_THE EXERCISE_:
Repeat the listing in full, exactly as it stands.

_LISTING_:

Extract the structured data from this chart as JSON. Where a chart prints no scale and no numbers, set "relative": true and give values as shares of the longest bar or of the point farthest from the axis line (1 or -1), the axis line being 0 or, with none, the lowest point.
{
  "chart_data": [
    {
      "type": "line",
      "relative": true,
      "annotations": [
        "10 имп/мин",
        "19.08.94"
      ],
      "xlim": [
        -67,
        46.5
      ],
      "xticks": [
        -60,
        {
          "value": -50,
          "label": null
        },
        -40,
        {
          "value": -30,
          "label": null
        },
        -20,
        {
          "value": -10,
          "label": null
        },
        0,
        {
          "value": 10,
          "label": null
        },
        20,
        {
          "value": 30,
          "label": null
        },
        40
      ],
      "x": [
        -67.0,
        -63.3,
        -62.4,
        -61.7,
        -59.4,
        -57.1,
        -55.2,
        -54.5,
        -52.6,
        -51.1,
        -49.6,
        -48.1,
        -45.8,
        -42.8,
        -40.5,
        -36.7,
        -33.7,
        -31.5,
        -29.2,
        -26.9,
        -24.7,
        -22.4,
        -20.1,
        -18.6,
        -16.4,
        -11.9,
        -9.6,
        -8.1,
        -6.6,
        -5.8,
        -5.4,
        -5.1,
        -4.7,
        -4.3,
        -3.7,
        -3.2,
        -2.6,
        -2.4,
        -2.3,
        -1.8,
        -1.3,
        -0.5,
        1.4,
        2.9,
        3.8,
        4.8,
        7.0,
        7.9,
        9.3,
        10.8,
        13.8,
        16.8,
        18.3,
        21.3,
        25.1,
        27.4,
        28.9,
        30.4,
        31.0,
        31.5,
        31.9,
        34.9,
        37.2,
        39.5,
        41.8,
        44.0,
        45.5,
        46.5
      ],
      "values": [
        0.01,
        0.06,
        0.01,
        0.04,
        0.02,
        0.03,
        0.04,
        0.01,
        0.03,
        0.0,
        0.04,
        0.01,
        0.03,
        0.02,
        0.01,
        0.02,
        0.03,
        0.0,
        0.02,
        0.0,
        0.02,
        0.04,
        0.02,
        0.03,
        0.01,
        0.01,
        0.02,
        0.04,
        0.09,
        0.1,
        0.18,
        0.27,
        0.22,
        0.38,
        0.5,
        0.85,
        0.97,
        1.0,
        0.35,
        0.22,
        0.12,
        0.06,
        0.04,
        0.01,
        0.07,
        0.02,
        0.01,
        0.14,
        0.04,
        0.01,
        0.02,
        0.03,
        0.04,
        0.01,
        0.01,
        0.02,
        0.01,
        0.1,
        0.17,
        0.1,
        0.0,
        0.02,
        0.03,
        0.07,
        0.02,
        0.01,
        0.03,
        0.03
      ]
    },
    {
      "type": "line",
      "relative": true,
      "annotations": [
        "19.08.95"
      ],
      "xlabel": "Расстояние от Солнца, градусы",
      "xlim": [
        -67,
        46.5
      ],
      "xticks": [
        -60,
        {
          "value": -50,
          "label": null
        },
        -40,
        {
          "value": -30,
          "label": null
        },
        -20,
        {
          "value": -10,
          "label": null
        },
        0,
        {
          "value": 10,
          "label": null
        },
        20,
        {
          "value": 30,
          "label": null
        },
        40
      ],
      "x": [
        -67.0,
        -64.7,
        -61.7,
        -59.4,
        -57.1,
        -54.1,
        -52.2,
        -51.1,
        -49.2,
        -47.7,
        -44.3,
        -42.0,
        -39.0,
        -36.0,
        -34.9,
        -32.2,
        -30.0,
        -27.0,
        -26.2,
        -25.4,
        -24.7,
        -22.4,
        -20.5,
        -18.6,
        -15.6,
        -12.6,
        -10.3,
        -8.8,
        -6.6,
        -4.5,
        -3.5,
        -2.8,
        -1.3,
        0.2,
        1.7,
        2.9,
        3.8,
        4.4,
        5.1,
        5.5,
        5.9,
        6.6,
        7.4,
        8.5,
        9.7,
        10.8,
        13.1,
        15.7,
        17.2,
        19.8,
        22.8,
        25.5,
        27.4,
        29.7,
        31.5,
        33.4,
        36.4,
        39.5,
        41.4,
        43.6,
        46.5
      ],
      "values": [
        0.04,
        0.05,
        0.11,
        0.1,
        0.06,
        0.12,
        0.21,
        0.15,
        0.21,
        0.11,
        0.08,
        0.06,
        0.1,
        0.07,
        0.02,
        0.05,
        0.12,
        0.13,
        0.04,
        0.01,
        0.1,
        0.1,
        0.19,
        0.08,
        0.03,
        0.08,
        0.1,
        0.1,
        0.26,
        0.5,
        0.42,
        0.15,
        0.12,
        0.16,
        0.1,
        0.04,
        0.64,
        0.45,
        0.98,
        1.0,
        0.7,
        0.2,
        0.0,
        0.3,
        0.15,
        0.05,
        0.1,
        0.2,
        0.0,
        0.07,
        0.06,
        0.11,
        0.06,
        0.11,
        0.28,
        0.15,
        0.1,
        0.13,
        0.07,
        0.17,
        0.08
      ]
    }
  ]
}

_RESPONSE TO THIS TASK_:
Extract the structured data from this chart as JSON. Where a chart prints no scale and no numbers, set "relative": true and give values as shares of the longest bar or of the point farthest from the axis line (1 or -1), the axis line being 0 or, with none, the lowest point.
{
  "chart_data": [
    {
      "type": "line",
      "relative": true,
      "annotations": [
        "10 имп/мин",
        "19.08.94"
      ],
      "xlim": [
        -67,
        46.5
      ],
      "xticks": [
        -60,
        {
          "value": -50,
          "label": null
        },
        -40,
        {
          "value": -30,
          "label": null
        },
        -20,
        {
          "value": -10,
          "label": null
        },
        0,
        {
          "value": 10,
          "label": null
        },
        20,
        {
          "value": 30,
          "label": null
        },
        40
      ],
      "x": [
        -67.0,
        -63.3,
        -62.4,
        -61.7,
        -59.4,
        -57.1,
        -55.2,
        -54.5,
        -52.6,
        -51.1,
        -49.6,
        -48.1,
        -45.8,
        -42.8,
        -40.5,
        -36.7,
        -33.7,
        -31.5,
        -29.2,
        -26.9,
        -24.7,
        -22.4,
        -20.1,
        -18.6,
        -16.4,
        -11.9,
        -9.6,
        -8.1,
        -6.6,
        -5.8,
        -5.4,
        -5.1,
        -4.7,
        -4.3,
        -3.7,
        -3.2,
        -2.6,
        -2.4,
        -2.3,
        -1.8,
        -1.3,
        -0.5,
        1.4,
        2.9,
        3.8,
        4.8,
        7.0,
        7.9,
        9.3,
        10.8,
        13.8,
        16.8,
        18.3,
        21.3,
        25.1,
        27.4,
        28.9,
        30.4,
        31.0,
        31.5,
        31.9,
        34.9,
        37.2,
        39.5,
        41.8,
        44.0,
        45.5,
        46.5
      ],
      "values": [
        0.01,
        0.06,
        0.01,
        0.04,
        0.02,
        0.03,
        0.04,
        0.01,
        0.03,
        0.0,
        0.04,
        0.01,
        0.03,
        0.02,
        0.01,
        0.02,
        0.03,
        0.0,
        0.02,
        0.0,
        0.02,
        0.04,
        0.02,
        0.03,
        0.01,
        0.01,
        0.02,
        0.04,
        0.09,
        0.1,
        0.18,
        0.27,
        0.22,
        0.38,
        0.5,
        0.85,
        0.97,
        1.0,
        0.35,
        0.22,
        0.12,
        0.06,
        0.04,
        0.01,
        0.07,
        0.02,
        0.01,
        0.14,
        0.04,
        0.01,
        0.02,
        0.03,
        0.04,
        0.01,
        0.01,
        0.02,
        0.01,
        0.1,
        0.17,
        0.1,
        0.0,
        0.02,
        0.03,
        0.07,
        0.02,
        0.01,
        0.03,
        0.03
      ]
    },
    {
      "type": "line",
      "relative": true,
      "annotations": [
        "19.08.95"
      ],
      "xlabel": "Расстояние от Солнца, градусы",
      "xlim": [
        -67,
        46.5
      ],
      "xticks": [
        -60,
        {
          "value": -50,
          "label": null
        },
        -40,
        {
          "value": -30,
          "label": null
        },
        -20,
        {
          "value": -10,
          "label": null
        },
        0,
        {
          "value": 10,
          "label": null
        },
        20,
        {
          "value": 30,
          "label": null
        },
        40
      ],
      "x": [
        -67.0,
        -64.7,
        -61.7,
        -59.4,
        -57.1,
        -54.1,
        -52.2,
        -51.1,
        -49.2,
        -47.7,
        -44.3,
        -42.0,
        -39.0,
        -36.0,
        -34.9,
        -32.2,
        -30.0,
        -27.0,
        -26.2,
        -25.4,
        -24.7,
        -22.4,
        -20.5,
        -18.6,
        -15.6,
        -12.6,
        -10.3,
        -8.8,
        -6.6,
        -4.5,
        -3.5,
        -2.8,
        -1.3,
        0.2,
        1.7,
        2.9,
        3.8,
        4.4,
        5.1,
        5.5,
        5.9,
        6.6,
        7.4,
        8.5,
        9.7,
        10.8,
        13.1,
        15.7,
        17.2,
        19.8,
        22.8,
        25.5,
        27.4,
        29.7,
        31.5,
        33.4,
        36.4,
        39.5,
        41.4,
        43.6,
        46.5
      ],
      "values": [
        0.04,
        0.05,
        0.11,
        0.1,
        0.06,
        0.12,
        0.21,
        0.15,
        0.21,
        0.11,
        0.08,
        0.06,
        0.1,
        0.07,
        0.02,
        0.05,
        0.12,
        0.13,
        0.04,
        0.01,
        0.1,
        0.1,
        0.19,
        0.08,
        0.03,
        0.08,
        0.1,
        0.1,
        0.26,
        0.5,
        0.42,
        0.15,
        0.12,
        0.16,
        0.1,
        0.04,
        0.64,
        0.45,
        0.98,
        1.0,
        0.7,
        0.2,
        0.0,
        0.3,
        0.15,
        0.05,
        0.1,
        0.2,
        0.0,
        0.07,
        0.06,
        0.11,
        0.06,
        0.11,
        0.28,
        0.15,
        0.1,
        0.13,
        0.07,
        0.17,
        0.08
      ]
    }
  ]
}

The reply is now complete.